:: Data to process ::

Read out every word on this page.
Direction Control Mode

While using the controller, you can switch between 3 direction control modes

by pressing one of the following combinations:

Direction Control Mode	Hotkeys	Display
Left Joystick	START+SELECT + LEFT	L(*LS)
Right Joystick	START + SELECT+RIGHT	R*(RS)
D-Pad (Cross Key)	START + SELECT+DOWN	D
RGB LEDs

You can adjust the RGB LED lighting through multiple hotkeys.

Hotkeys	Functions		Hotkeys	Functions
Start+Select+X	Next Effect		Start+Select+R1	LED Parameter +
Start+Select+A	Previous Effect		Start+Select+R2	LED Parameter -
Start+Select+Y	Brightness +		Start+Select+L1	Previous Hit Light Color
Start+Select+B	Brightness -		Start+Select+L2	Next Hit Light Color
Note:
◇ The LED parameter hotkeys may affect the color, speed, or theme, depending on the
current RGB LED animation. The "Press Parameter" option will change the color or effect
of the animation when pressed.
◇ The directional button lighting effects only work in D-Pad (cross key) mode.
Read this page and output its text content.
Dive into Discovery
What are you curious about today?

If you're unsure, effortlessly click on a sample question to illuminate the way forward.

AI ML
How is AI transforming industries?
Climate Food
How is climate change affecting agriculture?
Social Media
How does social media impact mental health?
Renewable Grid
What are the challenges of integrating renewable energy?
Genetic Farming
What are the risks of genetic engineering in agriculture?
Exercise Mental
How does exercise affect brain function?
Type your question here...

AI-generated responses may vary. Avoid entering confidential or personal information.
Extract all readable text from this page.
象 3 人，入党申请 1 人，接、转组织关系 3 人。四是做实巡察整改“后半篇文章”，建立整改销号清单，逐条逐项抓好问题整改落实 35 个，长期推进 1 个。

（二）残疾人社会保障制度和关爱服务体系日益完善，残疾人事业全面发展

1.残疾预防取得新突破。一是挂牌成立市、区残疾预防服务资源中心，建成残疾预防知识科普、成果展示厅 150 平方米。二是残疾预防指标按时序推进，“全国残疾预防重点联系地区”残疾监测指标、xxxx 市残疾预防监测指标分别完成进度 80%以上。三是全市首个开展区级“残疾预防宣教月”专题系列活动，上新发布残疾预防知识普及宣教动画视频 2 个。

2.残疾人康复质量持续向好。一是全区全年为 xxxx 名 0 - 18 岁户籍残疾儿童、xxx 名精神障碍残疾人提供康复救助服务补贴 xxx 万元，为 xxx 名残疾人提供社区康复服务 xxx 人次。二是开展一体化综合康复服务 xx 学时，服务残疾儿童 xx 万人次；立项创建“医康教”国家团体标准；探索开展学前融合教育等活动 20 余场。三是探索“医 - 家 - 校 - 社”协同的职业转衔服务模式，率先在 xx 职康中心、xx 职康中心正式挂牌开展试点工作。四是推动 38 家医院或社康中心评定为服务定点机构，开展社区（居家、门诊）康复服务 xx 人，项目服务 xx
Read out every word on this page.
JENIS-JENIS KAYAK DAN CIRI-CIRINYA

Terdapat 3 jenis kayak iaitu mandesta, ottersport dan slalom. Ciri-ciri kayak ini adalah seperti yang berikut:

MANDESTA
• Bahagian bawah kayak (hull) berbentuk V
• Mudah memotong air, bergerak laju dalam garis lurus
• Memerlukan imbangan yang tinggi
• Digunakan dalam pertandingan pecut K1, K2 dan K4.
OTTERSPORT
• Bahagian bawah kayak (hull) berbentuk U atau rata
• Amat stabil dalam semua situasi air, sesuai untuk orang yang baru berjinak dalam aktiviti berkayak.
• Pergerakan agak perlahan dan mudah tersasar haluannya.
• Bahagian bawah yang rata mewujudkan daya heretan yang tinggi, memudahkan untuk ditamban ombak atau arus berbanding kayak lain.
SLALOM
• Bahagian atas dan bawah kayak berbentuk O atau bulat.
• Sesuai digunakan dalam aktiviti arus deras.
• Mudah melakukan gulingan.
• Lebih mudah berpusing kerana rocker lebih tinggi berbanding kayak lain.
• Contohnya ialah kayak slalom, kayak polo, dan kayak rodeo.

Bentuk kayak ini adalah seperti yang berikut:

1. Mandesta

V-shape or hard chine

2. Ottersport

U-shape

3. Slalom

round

:::

» Exercise task:
Nothing in the data may differ; print all of it exactly as written.

» Answer to the exercise:
Read out every word on this page.
Direction Control Mode

While using the controller, you can switch between 3 direction control modes

by pressing one of the following combinations:

Direction Control Mode	Hotkeys	Display
Left Joystick	START+SELECT + LEFT	L(*LS)
Right Joystick	START + SELECT+RIGHT	R*(RS)
D-Pad (Cross Key)	START + SELECT+DOWN	D
RGB LEDs

You can adjust the RGB LED lighting through multiple hotkeys.

Hotkeys	Functions		Hotkeys	Functions
Start+Select+X	Next Effect		Start+Select+R1	LED Parameter +
Start+Select+A	Previous Effect		Start+Select+R2	LED Parameter -
Start+Select+Y	Brightness +		Start+Select+L1	Previous Hit Light Color
Start+Select+B	Brightness -		Start+Select+L2	Next Hit Light Color
Note:
◇ The LED parameter hotkeys may affect the color, speed, or theme, depending on the
current RGB LED animation. The "Press Parameter" option will change the color or effect
of the animation when pressed.
◇ The directional button lighting effects only work in D-Pad (cross key) mode.
Read this page and output its text content.
Dive into Discovery
What are you curious about today?

If you're unsure, effortlessly click on a sample question to illuminate the way forward.

AI ML
How is AI transforming industries?
Climate Food
How is climate change affecting agriculture?
Social Media
How does social media impact mental health?
Renewable Grid
What are the challenges of integrating renewable energy?
Genetic Farming
What are the risks of genetic engineering in agriculture?
Exercise Mental
How does exercise affect brain function?
Type your question here...

AI-generated responses may vary. Avoid entering confidential or personal information.
Extract all readable text from this page.
象 3 人，入党申请 1 人，接、转组织关系 3 人。四是做实巡察整改“后半篇文章”，建立整改销号清单，逐条逐项抓好问题整改落实 35 个，长期推进 1 个。

（二）残疾人社会保障制度和关爱服务体系日益完善，残疾人事业全面发展

1.残疾预防取得新突破。一是挂牌成立市、区残疾预防服务资源中心，建成残疾预防知识科普、成果展示厅 150 平方米。二是残疾预防指标按时序推进，“全国残疾预防重点联系地区”残疾监测指标、xxxx 市残疾预防监测指标分别完成进度 80%以上。三是全市首个开展区级“残疾预防宣教月”专题系列活动，上新发布残疾预防知识普及宣教动画视频 2 个。

2.残疾人康复质量持续向好。一是全区全年为 xxxx 名 0 - 18 岁户籍残疾儿童、xxx 名精神障碍残疾人提供康复救助服务补贴 xxx 万元，为 xxx 名残疾人提供社区康复服务 xxx 人次。二是开展一体化综合康复服务 xx 学时，服务残疾儿童 xx 万人次；立项创建“医康教”国家团体标准；探索开展学前融合教育等活动 20 余场。三是探索“医 - 家 - 校 - 社”协同的职业转衔服务模式，率先在 xx 职康中心、xx 职康中心正式挂牌开展试点工作。四是推动 38 家医院或社康中心评定为服务定点机构，开展社区（居家、门诊）康复服务 xx 人，项目服务 xx
Read out every word on this page.
JENIS-JENIS KAYAK DAN CIRI-CIRINYA

Terdapat 3 jenis kayak iaitu mandesta, ottersport dan slalom. Ciri-ciri kayak ini adalah seperti yang berikut:

MANDESTA
• Bahagian bawah kayak (hull) berbentuk V
• Mudah memotong air, bergerak laju dalam garis lurus
• Memerlukan imbangan yang tinggi
• Digunakan dalam pertandingan pecut K1, K2 dan K4.
OTTERSPORT
• Bahagian bawah kayak (hull) berbentuk U atau rata
• Amat stabil dalam semua situasi air, sesuai untuk orang yang baru berjinak dalam aktiviti berkayak.
• Pergerakan agak perlahan dan mudah tersasar haluannya.
• Bahagian bawah yang rata mewujudkan daya heretan yang tinggi, memudahkan untuk ditamban ombak atau arus berbanding kayak lain.
SLALOM
• Bahagian atas dan bawah kayak berbentuk O atau bulat.
• Sesuai digunakan dalam aktiviti arus deras.
• Mudah melakukan gulingan.
• Lebih mudah berpusing kerana rocker lebih tinggi berbanding kayak lain.
• Contohnya ialah kayak slalom, kayak polo, dan kayak rodeo.

Bentuk kayak ini adalah seperti yang berikut:

1. Mandesta

V-shape or hard chine

2. Ottersport

U-shape

3. Slalom

round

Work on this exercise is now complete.